■ **Problem**:
Copy all the material that follows, keeping every character the same.

begin Data for processing

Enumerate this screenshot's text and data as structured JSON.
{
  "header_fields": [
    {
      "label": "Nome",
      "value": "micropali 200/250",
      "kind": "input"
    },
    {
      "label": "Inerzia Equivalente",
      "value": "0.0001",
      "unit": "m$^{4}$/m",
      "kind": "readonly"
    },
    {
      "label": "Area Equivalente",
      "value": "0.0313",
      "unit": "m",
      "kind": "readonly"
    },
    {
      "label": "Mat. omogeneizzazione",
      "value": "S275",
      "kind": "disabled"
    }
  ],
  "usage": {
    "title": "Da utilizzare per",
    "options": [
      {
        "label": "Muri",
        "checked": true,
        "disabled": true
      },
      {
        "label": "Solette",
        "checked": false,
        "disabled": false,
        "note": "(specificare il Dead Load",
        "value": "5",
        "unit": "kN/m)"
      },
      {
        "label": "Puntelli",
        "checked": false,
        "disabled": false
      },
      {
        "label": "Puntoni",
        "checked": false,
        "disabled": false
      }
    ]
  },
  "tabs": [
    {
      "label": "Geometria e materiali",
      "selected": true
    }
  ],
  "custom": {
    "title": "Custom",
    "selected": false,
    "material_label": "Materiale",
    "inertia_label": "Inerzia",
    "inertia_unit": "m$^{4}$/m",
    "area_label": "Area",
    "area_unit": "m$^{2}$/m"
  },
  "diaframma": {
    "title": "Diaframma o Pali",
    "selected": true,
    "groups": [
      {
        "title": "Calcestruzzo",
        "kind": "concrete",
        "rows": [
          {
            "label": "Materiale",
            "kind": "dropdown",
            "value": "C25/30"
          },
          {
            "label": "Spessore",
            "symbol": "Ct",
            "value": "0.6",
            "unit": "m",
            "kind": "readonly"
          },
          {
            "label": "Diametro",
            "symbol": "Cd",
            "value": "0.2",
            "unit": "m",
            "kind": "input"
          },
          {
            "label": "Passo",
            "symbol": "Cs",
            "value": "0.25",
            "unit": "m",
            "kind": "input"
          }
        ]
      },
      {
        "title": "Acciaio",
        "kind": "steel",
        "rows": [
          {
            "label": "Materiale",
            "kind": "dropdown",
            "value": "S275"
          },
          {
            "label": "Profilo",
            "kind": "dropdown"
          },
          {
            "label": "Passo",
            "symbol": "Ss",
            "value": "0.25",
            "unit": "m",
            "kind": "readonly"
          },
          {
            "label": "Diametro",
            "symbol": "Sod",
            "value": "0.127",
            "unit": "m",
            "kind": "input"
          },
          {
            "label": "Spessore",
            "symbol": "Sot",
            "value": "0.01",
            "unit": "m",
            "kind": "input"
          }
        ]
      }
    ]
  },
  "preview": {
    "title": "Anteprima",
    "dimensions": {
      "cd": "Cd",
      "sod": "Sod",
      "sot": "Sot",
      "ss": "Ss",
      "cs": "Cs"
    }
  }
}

end Data for processing

■ **Problem solution**:
Enumerate this screenshot's text and data as structured JSON.
{
  "header_fields": [
    {
      "label": "Nome",
      "value": "micropali 200/250",
      "kind": "input"
    },
    {
      "label": "Inerzia Equivalente",
      "value": "0.0001",
      "unit": "m$^{4}$/m",
      "kind": "readonly"
    },
    {
      "label": "Area Equivalente",
      "value": "0.0313",
      "unit": "m",
      "kind": "readonly"
    },
    {
      "label": "Mat. omogeneizzazione",
      "value": "S275",
      "kind": "disabled"
    }
  ],
  "usage": {
    "title": "Da utilizzare per",
    "options": [
      {
        "label": "Muri",
        "checked": true,
        "disabled": true
      },
      {
        "label": "Solette",
        "checked": false,
        "disabled": false,
        "note": "(specificare il Dead Load",
        "value": "5",
        "unit": "kN/m)"
      },
      {
        "label": "Puntelli",
        "checked": false,
        "disabled": false
      },
      {
        "label": "Puntoni",
        "checked": false,
        "disabled": false
      }
    ]
  },
  "tabs": [
    {
      "label": "Geometria e materiali",
      "selected": true
    }
  ],
  "custom": {
    "title": "Custom",
    "selected": false,
    "material_label": "Materiale",
    "inertia_label": "Inerzia",
    "inertia_unit": "m$^{4}$/m",
    "area_label": "Area",
    "area_unit": "m$^{2}$/m"
  },
  "diaframma": {
    "title": "Diaframma o Pali",
    "selected": true,
    "groups": [
      {
        "title": "Calcestruzzo",
        "kind": "concrete",
        "rows": [
          {
            "label": "Materiale",
            "kind": "dropdown",
            "value": "C25/30"
          },
          {
            "label": "Spessore",
            "symbol": "Ct",
            "value": "0.6",
            "unit": "m",
            "kind": "readonly"
          },
          {
            "label": "Diametro",
            "symbol": "Cd",
            "value": "0.2",
            "unit": "m",
            "kind": "input"
          },
          {
            "label": "Passo",
            "symbol": "Cs",
            "value": "0.25",
            "unit": "m",
            "kind": "input"
          }
        ]
      },
      {
        "title": "Acciaio",
        "kind": "steel",
        "rows": [
          {
            "label": "Materiale",
            "kind": "dropdown",
            "value": "S275"
          },
          {
            "label": "Profilo",
            "kind": "dropdown"
          },
          {
            "label": "Passo",
            "symbol": "Ss",
            "value": "0.25",
            "unit": "m",
            "kind": "readonly"
          },
          {
            "label": "Diametro",
            "symbol": "Sod",
            "value": "0.127",
            "unit": "m",
            "kind": "input"
          },
          {
            "label": "Spessore",
            "symbol": "Sot",
            "value": "0.01",
            "unit": "m",
            "kind": "input"
          }
        ]
      }
    ]
  },
  "preview": {
    "title": "Anteprima",
    "dimensions": {
      "cd": "Cd",
      "sod": "Sod",
      "sot": "Sot",
      "ss": "Ss",
      "cs": "Cs"
    }
  }
}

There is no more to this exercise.